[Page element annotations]
* * *

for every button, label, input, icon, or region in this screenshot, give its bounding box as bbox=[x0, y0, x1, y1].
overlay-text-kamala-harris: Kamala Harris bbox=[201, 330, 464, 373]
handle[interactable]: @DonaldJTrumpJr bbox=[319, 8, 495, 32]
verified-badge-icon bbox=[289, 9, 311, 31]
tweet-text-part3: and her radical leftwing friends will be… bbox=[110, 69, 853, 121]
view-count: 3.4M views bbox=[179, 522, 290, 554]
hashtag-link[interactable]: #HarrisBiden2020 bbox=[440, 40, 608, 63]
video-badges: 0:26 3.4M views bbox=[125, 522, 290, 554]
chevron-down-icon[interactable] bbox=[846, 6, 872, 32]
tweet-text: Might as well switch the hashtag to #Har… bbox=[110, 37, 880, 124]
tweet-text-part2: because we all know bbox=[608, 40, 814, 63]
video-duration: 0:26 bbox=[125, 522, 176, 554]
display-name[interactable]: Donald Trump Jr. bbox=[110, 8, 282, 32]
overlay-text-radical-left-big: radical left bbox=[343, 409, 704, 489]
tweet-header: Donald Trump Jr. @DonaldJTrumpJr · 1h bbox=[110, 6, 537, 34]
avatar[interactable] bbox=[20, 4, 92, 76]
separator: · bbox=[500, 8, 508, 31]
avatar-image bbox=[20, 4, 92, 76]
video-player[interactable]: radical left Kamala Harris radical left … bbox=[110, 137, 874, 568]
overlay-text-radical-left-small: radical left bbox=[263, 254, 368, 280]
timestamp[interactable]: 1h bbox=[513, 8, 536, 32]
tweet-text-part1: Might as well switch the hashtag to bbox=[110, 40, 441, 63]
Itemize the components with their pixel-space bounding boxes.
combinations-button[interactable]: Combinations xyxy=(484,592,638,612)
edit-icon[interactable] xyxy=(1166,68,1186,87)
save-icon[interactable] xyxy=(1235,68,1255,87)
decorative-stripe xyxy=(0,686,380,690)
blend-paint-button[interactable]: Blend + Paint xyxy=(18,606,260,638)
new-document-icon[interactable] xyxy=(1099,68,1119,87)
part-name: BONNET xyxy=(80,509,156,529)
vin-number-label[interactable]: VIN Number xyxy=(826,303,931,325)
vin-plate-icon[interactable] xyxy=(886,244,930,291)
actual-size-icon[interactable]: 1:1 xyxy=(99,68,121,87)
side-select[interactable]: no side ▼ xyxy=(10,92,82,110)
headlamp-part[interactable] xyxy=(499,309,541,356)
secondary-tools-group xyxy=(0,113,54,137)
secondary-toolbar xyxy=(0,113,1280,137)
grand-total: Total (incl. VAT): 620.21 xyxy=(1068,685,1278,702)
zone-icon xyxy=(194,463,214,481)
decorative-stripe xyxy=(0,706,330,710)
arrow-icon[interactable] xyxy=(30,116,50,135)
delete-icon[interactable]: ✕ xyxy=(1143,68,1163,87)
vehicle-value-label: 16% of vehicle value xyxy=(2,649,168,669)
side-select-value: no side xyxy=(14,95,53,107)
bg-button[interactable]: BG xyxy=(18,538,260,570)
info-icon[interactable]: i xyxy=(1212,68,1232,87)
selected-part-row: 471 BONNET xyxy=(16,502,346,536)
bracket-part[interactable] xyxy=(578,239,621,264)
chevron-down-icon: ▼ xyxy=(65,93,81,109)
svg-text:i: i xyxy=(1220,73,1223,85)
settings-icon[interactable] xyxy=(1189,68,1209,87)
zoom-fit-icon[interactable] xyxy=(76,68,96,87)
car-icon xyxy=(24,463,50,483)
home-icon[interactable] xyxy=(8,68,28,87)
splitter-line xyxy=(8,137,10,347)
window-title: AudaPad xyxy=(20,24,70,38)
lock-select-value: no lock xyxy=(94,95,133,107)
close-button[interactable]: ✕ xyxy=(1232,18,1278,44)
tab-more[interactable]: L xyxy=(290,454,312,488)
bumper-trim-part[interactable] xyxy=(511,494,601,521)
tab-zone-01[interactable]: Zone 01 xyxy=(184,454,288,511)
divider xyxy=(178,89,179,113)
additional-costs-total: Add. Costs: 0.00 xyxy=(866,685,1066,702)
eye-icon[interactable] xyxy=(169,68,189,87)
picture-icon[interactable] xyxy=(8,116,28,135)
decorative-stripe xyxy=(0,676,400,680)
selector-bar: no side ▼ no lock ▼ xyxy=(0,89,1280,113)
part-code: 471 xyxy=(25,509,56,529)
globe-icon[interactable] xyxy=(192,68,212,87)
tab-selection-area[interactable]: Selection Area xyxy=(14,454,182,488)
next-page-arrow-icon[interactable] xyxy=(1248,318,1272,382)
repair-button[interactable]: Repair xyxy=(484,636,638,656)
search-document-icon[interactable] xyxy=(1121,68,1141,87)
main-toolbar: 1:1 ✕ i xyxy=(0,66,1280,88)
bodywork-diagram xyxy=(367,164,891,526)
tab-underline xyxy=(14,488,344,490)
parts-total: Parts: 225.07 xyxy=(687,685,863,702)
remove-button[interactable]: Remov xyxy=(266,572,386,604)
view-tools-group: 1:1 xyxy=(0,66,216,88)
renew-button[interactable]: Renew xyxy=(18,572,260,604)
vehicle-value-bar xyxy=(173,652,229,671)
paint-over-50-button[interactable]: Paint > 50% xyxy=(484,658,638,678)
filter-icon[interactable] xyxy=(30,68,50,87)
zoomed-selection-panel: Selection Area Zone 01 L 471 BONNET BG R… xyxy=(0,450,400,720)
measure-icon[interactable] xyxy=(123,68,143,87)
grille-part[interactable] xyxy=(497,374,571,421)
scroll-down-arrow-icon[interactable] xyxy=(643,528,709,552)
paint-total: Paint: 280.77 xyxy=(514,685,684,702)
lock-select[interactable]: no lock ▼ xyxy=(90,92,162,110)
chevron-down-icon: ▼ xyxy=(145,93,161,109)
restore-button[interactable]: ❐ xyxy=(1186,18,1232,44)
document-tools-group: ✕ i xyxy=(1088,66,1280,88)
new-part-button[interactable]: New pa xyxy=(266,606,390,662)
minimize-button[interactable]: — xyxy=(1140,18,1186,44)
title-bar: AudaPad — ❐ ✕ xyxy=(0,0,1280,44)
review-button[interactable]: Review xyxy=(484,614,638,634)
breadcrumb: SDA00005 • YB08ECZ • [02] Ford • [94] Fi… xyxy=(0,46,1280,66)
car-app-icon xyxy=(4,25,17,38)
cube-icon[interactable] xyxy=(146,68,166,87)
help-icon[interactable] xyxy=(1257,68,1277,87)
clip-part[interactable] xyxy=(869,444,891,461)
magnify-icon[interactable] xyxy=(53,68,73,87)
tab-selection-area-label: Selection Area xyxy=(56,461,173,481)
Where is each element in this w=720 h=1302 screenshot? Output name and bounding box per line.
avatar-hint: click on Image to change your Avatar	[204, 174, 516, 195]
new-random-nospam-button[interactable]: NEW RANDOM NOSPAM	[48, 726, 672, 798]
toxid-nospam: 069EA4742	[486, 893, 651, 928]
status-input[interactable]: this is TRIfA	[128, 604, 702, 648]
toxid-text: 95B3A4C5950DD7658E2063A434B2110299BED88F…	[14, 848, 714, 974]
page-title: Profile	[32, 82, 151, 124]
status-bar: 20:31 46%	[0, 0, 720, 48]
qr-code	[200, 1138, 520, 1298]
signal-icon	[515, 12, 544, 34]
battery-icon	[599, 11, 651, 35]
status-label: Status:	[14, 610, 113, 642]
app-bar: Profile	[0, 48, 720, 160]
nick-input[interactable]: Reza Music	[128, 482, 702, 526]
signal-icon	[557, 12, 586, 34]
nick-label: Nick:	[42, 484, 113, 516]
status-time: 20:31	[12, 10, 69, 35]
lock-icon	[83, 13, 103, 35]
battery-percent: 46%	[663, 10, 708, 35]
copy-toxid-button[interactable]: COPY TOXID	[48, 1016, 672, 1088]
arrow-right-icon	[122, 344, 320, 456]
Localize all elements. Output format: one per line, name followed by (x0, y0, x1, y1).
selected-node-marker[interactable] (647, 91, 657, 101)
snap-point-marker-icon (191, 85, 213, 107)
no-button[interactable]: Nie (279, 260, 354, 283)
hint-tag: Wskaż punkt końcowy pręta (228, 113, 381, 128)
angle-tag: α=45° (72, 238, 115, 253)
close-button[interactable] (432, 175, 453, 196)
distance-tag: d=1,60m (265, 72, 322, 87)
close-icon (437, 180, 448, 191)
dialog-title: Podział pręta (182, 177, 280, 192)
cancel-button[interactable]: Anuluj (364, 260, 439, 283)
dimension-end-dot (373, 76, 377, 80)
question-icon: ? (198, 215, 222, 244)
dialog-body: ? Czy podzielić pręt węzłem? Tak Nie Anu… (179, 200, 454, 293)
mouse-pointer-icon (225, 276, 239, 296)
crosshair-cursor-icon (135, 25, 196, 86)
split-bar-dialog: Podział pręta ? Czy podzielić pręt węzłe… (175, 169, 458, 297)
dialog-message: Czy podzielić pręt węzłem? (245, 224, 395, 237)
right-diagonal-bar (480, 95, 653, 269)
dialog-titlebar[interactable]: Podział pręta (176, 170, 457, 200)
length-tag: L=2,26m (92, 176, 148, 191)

* * *

**Problem statement**
Rewrite the stretch of data from the beginning through the line containing "chevron-down-icon[interactable] bbox=[846, 6, 872, 32]", replacing "views" with "plays" and leaving everything else unchanged.

**Result for this exercise**
for every button, label, input, icon, or region in this screenshot, give its bounding box as bbox=[x0, y0, x1, y1].
overlay-text-kamala-harris: Kamala Harris bbox=[201, 330, 464, 373]
handle[interactable]: @DonaldJTrumpJr bbox=[319, 8, 495, 32]
verified-badge-icon bbox=[289, 9, 311, 31]
tweet-text-part3: and her radical leftwing friends will be… bbox=[110, 69, 853, 121]
view-count: 3.4M plays bbox=[179, 522, 290, 554]
hashtag-link[interactable]: #HarrisBiden2020 bbox=[440, 40, 608, 63]
video-badges: 0:26 3.4M plays bbox=[125, 522, 290, 554]
chevron-down-icon[interactable] bbox=[846, 6, 872, 32]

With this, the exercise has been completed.